### Instructions to follow
Put every line of the material below into a Markdown table with two columns, Row and Line, numbering the lines in order and skipping blank ones. Leave the pictures out of the table.

'''

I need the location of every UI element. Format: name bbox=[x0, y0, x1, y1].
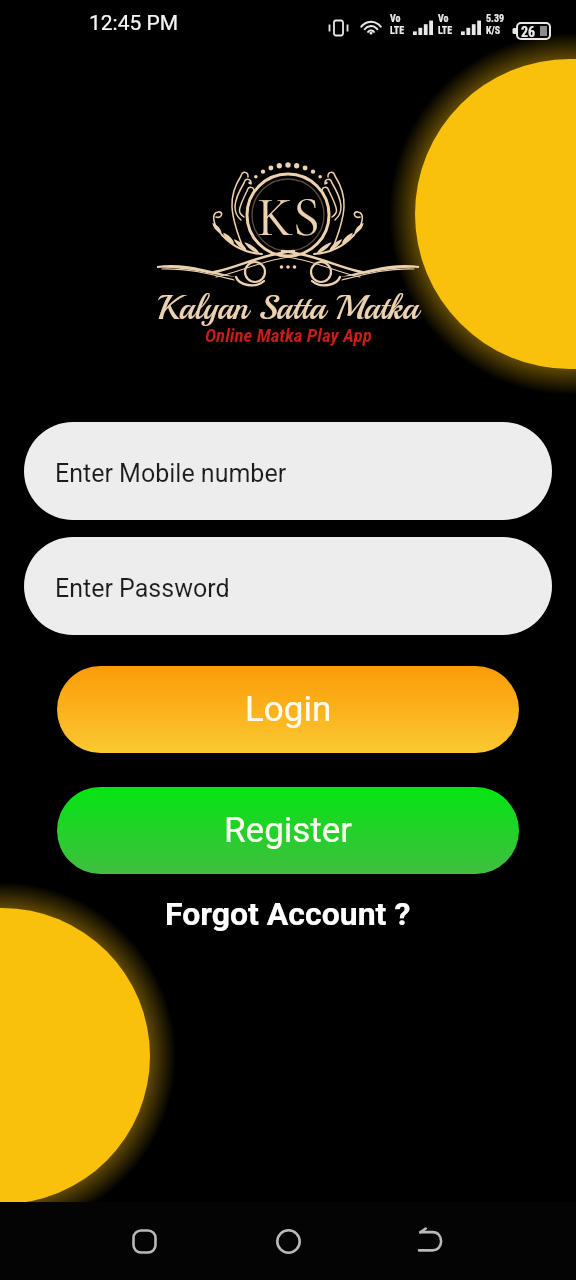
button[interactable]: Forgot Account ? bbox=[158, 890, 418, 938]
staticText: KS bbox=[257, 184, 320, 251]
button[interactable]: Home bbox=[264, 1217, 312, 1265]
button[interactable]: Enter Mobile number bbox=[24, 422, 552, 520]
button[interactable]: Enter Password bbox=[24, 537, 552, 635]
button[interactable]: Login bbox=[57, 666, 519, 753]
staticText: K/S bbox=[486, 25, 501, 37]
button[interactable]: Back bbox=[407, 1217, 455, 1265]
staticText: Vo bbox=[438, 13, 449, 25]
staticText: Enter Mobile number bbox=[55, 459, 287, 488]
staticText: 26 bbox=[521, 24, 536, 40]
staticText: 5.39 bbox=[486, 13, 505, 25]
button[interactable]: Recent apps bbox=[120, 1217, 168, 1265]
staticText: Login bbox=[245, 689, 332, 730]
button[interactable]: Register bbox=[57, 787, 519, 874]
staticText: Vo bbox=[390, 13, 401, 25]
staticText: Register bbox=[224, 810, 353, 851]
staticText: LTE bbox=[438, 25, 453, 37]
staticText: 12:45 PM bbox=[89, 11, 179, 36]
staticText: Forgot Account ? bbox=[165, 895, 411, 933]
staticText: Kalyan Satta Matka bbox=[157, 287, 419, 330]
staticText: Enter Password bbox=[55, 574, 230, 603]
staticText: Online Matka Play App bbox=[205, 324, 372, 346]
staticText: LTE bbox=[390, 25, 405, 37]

'''

### Written solution
| Row | Line |
|---|---|
| 1 | I need the location of every UI element. Format: name bbox=[x0, y0, x1, y1]. |
| 2 | button[interactable]: Forgot Account ? bbox=[158, 890, 418, 938] |
| 3 | staticText: KS bbox=[257, 184, 320, 251] |
| 4 | button[interactable]: Home bbox=[264, 1217, 312, 1265] |
| 5 | button[interactable]: Enter Mobile number bbox=[24, 422, 552, 520] |
| 6 | button[interactable]: Enter Password bbox=[24, 537, 552, 635] |
| 7 | button[interactable]: Login bbox=[57, 666, 519, 753] |
| 8 | staticText: K/S bbox=[486, 25, 501, 37] |
| 9 | button[interactable]: Back bbox=[407, 1217, 455, 1265] |
| 10 | staticText: Vo bbox=[438, 13, 449, 25] |
| 11 | staticText: Enter Mobile number bbox=[55, 459, 287, 488] |
| 12 | staticText: 26 bbox=[521, 24, 536, 40] |
| 13 | staticText: 5.39 bbox=[486, 13, 505, 25] |
| 14 | button[interactable]: Recent apps bbox=[120, 1217, 168, 1265] |
| 15 | staticText: Login bbox=[245, 689, 332, 730] |
| 16 | button[interactable]: Register bbox=[57, 787, 519, 874] |
| 17 | staticText: Vo bbox=[390, 13, 401, 25] |
| 18 | staticText: Register bbox=[224, 810, 353, 851] |
| 19 | staticText: LTE bbox=[438, 25, 453, 37] |
| 20 | staticText: 12:45 PM bbox=[89, 11, 179, 36] |
| 21 | staticText: Forgot Account ? bbox=[165, 895, 411, 933] |
| 22 | staticText: Kalyan Satta Matka bbox=[157, 287, 419, 330] |
| 23 | staticText: Enter Password bbox=[55, 574, 230, 603] |
| 24 | staticText: Online Matka Play App bbox=[205, 324, 372, 346] |
| 25 | staticText: LTE bbox=[390, 25, 405, 37] |